[TASK INSTRUCTIONS] Search the material for the word "document" and report each line where it turns up.

□ □ □ □

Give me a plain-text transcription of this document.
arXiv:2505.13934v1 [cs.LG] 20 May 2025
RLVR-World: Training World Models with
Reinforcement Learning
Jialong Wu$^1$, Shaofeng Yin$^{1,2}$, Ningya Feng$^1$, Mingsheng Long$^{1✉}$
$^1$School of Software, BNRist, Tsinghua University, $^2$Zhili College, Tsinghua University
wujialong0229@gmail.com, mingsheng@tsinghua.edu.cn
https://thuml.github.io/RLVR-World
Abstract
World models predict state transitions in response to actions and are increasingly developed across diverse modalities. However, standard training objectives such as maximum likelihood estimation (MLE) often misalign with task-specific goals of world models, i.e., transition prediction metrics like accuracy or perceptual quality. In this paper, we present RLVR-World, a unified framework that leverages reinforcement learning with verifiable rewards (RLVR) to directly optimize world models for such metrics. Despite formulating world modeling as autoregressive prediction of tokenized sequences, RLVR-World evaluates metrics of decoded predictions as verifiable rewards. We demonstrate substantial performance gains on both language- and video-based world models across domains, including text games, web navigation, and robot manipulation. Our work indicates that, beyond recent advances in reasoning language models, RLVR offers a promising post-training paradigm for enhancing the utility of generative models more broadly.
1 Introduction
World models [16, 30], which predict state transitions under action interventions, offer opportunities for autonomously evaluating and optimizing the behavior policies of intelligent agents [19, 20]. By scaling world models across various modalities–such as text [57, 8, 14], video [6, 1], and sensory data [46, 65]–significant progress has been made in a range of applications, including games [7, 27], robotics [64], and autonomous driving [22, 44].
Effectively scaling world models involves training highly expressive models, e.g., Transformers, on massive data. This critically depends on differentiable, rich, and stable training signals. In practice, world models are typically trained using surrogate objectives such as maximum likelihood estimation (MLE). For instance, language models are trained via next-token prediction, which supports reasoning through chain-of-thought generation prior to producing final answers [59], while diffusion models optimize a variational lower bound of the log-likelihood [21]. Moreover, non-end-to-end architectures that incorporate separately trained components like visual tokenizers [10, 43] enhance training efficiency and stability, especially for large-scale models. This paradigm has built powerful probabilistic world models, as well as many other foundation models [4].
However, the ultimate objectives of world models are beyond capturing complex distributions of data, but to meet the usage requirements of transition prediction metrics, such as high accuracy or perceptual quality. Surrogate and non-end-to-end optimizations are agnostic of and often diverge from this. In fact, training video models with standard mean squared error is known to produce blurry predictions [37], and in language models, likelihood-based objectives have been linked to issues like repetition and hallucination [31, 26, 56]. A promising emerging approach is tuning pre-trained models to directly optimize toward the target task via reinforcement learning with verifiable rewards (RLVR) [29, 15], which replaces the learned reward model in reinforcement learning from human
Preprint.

□ □ □ □

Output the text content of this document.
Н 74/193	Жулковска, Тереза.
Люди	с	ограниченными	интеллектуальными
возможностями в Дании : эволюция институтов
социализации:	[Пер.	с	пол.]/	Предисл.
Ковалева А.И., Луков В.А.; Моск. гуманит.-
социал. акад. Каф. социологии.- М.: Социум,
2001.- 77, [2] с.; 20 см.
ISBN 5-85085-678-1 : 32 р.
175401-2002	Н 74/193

□ □ □ □

[ANSWER BELOW]
Give me a plain-text transcription of this document.
Output the text content of this document.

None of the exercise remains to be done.